Collected data:
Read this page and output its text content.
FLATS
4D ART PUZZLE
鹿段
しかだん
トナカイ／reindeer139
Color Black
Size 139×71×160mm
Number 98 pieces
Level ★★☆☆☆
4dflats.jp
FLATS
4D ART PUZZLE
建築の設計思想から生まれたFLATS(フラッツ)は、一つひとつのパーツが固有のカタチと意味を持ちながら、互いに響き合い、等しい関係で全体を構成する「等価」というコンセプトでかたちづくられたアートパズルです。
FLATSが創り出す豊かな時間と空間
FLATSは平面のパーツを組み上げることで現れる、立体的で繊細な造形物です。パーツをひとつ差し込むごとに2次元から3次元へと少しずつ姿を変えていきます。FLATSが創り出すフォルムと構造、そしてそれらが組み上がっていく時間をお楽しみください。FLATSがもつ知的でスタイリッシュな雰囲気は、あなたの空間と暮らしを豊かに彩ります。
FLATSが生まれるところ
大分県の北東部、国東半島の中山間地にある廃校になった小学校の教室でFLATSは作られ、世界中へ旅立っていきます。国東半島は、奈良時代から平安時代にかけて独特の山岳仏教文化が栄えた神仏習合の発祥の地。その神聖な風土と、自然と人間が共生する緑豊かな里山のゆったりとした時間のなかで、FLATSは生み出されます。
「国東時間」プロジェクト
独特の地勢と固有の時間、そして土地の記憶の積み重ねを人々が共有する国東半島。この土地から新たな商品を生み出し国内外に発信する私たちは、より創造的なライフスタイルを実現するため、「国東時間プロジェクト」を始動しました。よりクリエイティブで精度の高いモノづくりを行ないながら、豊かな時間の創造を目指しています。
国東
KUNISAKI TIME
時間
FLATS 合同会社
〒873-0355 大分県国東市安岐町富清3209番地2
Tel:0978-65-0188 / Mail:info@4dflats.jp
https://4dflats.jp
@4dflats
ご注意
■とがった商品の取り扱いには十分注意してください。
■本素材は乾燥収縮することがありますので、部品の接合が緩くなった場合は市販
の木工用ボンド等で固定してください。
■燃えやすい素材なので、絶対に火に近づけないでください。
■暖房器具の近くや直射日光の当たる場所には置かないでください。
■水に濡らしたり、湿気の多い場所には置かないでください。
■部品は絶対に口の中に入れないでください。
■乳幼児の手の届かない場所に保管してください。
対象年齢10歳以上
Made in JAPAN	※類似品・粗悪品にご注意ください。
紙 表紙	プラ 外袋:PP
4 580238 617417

* **Work to complete**: Write out the entries in full, exactly as given.

* **Response to this task**:
Read this page and output its text content.
FLATS
4D ART PUZZLE
鹿段
しかだん
トナカイ／reindeer139
Color Black
Size 139×71×160mm
Number 98 pieces
Level ★★☆☆☆
4dflats.jp
FLATS
4D ART PUZZLE
建築の設計思想から生まれたFLATS(フラッツ)は、一つひとつのパーツが固有のカタチと意味を持ちながら、互いに響き合い、等しい関係で全体を構成する「等価」というコンセプトでかたちづくられたアートパズルです。
FLATSが創り出す豊かな時間と空間
FLATSは平面のパーツを組み上げることで現れる、立体的で繊細な造形物です。パーツをひとつ差し込むごとに2次元から3次元へと少しずつ姿を変えていきます。FLATSが創り出すフォルムと構造、そしてそれらが組み上がっていく時間をお楽しみください。FLATSがもつ知的でスタイリッシュな雰囲気は、あなたの空間と暮らしを豊かに彩ります。
FLATSが生まれるところ
大分県の北東部、国東半島の中山間地にある廃校になった小学校の教室でFLATSは作られ、世界中へ旅立っていきます。国東半島は、奈良時代から平安時代にかけて独特の山岳仏教文化が栄えた神仏習合の発祥の地。その神聖な風土と、自然と人間が共生する緑豊かな里山のゆったりとした時間のなかで、FLATSは生み出されます。
「国東時間」プロジェクト
独特の地勢と固有の時間、そして土地の記憶の積み重ねを人々が共有する国東半島。この土地から新たな商品を生み出し国内外に発信する私たちは、より創造的なライフスタイルを実現するため、「国東時間プロジェクト」を始動しました。よりクリエイティブで精度の高いモノづくりを行ないながら、豊かな時間の創造を目指しています。
国東
KUNISAKI TIME
時間
FLATS 合同会社
〒873-0355 大分県国東市安岐町富清3209番地2
Tel:0978-65-0188 / Mail:info@4dflats.jp
https://4dflats.jp
@4dflats
ご注意
■とがった商品の取り扱いには十分注意してください。
■本素材は乾燥収縮することがありますので、部品の接合が緩くなった場合は市販
の木工用ボンド等で固定してください。
■燃えやすい素材なので、絶対に火に近づけないでください。
■暖房器具の近くや直射日光の当たる場所には置かないでください。
■水に濡らしたり、湿気の多い場所には置かないでください。
■部品は絶対に口の中に入れないでください。
■乳幼児の手の届かない場所に保管してください。
対象年齢10歳以上
Made in JAPAN	※類似品・粗悪品にご注意ください。
紙 表紙	プラ 外袋:PP
4 580238 617417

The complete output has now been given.